■ **Your task**
Quote all entries in full, exactly.

"""

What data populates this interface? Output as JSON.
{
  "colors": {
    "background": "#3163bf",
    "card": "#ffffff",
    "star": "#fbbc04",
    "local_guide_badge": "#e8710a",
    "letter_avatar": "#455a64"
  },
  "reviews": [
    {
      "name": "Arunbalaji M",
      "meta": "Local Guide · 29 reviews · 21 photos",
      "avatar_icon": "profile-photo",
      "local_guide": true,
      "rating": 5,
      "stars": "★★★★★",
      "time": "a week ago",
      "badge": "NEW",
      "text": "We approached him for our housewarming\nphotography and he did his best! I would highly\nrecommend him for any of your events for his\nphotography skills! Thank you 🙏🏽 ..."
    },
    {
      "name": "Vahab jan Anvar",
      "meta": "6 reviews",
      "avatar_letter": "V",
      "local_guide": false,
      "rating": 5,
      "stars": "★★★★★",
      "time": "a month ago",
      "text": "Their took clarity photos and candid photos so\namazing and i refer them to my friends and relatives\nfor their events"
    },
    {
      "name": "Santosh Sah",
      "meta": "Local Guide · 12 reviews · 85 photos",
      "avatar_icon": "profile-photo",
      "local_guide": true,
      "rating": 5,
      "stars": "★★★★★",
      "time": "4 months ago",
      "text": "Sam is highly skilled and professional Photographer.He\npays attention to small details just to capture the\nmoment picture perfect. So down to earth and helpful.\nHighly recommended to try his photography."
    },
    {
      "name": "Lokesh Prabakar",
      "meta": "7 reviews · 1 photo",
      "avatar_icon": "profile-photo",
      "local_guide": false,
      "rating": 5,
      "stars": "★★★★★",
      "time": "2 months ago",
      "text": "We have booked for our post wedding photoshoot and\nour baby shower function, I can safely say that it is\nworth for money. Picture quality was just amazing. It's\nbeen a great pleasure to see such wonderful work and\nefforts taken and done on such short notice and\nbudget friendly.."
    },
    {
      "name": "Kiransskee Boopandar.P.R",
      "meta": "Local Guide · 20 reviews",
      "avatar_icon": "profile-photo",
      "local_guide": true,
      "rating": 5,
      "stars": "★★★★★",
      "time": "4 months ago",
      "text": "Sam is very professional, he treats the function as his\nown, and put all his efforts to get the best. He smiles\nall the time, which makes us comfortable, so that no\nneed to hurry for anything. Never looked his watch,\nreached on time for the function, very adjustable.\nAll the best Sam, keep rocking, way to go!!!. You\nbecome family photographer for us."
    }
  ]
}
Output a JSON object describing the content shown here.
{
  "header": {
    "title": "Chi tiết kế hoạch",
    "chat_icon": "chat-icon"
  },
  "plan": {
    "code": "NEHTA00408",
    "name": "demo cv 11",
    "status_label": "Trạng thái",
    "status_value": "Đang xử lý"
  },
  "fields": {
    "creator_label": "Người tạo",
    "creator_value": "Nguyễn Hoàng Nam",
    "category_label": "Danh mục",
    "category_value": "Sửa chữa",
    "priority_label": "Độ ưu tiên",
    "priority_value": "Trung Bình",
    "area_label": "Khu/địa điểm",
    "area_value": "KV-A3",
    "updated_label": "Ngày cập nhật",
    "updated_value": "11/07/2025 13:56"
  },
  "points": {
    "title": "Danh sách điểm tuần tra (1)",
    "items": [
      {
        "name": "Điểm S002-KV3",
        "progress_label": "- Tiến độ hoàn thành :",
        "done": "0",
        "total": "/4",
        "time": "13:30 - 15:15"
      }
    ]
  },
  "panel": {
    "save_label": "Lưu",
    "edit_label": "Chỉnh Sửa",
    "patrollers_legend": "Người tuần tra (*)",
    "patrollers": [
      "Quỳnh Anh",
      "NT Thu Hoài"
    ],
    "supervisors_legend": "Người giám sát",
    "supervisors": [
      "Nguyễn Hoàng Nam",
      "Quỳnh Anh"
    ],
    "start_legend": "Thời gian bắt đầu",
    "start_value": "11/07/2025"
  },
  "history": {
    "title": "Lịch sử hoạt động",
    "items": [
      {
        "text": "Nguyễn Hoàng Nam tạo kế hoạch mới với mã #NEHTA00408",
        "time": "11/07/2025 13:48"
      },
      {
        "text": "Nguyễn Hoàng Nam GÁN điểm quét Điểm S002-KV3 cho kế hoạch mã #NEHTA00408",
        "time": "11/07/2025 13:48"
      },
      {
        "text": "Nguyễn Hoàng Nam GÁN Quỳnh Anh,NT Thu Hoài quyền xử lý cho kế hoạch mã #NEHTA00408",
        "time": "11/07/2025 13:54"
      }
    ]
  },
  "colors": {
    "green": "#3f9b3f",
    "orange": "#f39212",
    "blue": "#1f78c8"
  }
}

"""

■ **Reply to the task**
What data populates this interface? Output as JSON.
{
  "colors": {
    "background": "#3163bf",
    "card": "#ffffff",
    "star": "#fbbc04",
    "local_guide_badge": "#e8710a",
    "letter_avatar": "#455a64"
  },
  "reviews": [
    {
      "name": "Arunbalaji M",
      "meta": "Local Guide · 29 reviews · 21 photos",
      "avatar_icon": "profile-photo",
      "local_guide": true,
      "rating": 5,
      "stars": "★★★★★",
      "time": "a week ago",
      "badge": "NEW",
      "text": "We approached him for our housewarming\nphotography and he did his best! I would highly\nrecommend him for any of your events for his\nphotography skills! Thank you 🙏🏽 ..."
    },
    {
      "name": "Vahab jan Anvar",
      "meta": "6 reviews",
      "avatar_letter": "V",
      "local_guide": false,
      "rating": 5,
      "stars": "★★★★★",
      "time": "a month ago",
      "text": "Their took clarity photos and candid photos so\namazing and i refer them to my friends and relatives\nfor their events"
    },
    {
      "name": "Santosh Sah",
      "meta": "Local Guide · 12 reviews · 85 photos",
      "avatar_icon": "profile-photo",
      "local_guide": true,
      "rating": 5,
      "stars": "★★★★★",
      "time": "4 months ago",
      "text": "Sam is highly skilled and professional Photographer.He\npays attention to small details just to capture the\nmoment picture perfect. So down to earth and helpful.\nHighly recommended to try his photography."
    },
    {
      "name": "Lokesh Prabakar",
      "meta": "7 reviews · 1 photo",
      "avatar_icon": "profile-photo",
      "local_guide": false,
      "rating": 5,
      "stars": "★★★★★",
      "time": "2 months ago",
      "text": "We have booked for our post wedding photoshoot and\nour baby shower function, I can safely say that it is\nworth for money. Picture quality was just amazing. It's\nbeen a great pleasure to see such wonderful work and\nefforts taken and done on such short notice and\nbudget friendly.."
    },
    {
      "name": "Kiransskee Boopandar.P.R",
      "meta": "Local Guide · 20 reviews",
      "avatar_icon": "profile-photo",
      "local_guide": true,
      "rating": 5,
      "stars": "★★★★★",
      "time": "4 months ago",
      "text": "Sam is very professional, he treats the function as his\nown, and put all his efforts to get the best. He smiles\nall the time, which makes us comfortable, so that no\nneed to hurry for anything. Never looked his watch,\nreached on time for the function, very adjustable.\nAll the best Sam, keep rocking, way to go!!!. You\nbecome family photographer for us."
    }
  ]
}
Output a JSON object describing the content shown here.
{
  "header": {
    "title": "Chi tiết kế hoạch",
    "chat_icon": "chat-icon"
  },
  "plan": {
    "code": "NEHTA00408",
    "name": "demo cv 11",
    "status_label": "Trạng thái",
    "status_value": "Đang xử lý"
  },
  "fields": {
    "creator_label": "Người tạo",
    "creator_value": "Nguyễn Hoàng Nam",
    "category_label": "Danh mục",
    "category_value": "Sửa chữa",
    "priority_label": "Độ ưu tiên",
    "priority_value": "Trung Bình",
    "area_label": "Khu/địa điểm",
    "area_value": "KV-A3",
    "updated_label": "Ngày cập nhật",
    "updated_value": "11/07/2025 13:56"
  },
  "points": {
    "title": "Danh sách điểm tuần tra (1)",
    "items": [
      {
        "name": "Điểm S002-KV3",
        "progress_label": "- Tiến độ hoàn thành :",
        "done": "0",
        "total": "/4",
        "time": "13:30 - 15:15"
      }
    ]
  },
  "panel": {
    "save_label": "Lưu",
    "edit_label": "Chỉnh Sửa",
    "patrollers_legend": "Người tuần tra (*)",
    "patrollers": [
      "Quỳnh Anh",
      "NT Thu Hoài"
    ],
    "supervisors_legend": "Người giám sát",
    "supervisors": [
      "Nguyễn Hoàng Nam",
      "Quỳnh Anh"
    ],
    "start_legend": "Thời gian bắt đầu",
    "start_value": "11/07/2025"
  },
  "history": {
    "title": "Lịch sử hoạt động",
    "items": [
      {
        "text": "Nguyễn Hoàng Nam tạo kế hoạch mới với mã #NEHTA00408",
        "time": "11/07/2025 13:48"
      },
      {
        "text": "Nguyễn Hoàng Nam GÁN điểm quét Điểm S002-KV3 cho kế hoạch mã #NEHTA00408",
        "time": "11/07/2025 13:48"
      },
      {
        "text": "Nguyễn Hoàng Nam GÁN Quỳnh Anh,NT Thu Hoài quyền xử lý cho kế hoạch mã #NEHTA00408",
        "time": "11/07/2025 13:54"
      }
    ]
  },
  "colors": {
    "green": "#3f9b3f",
    "orange": "#f39212",
    "blue": "#1f78c8"
  }
}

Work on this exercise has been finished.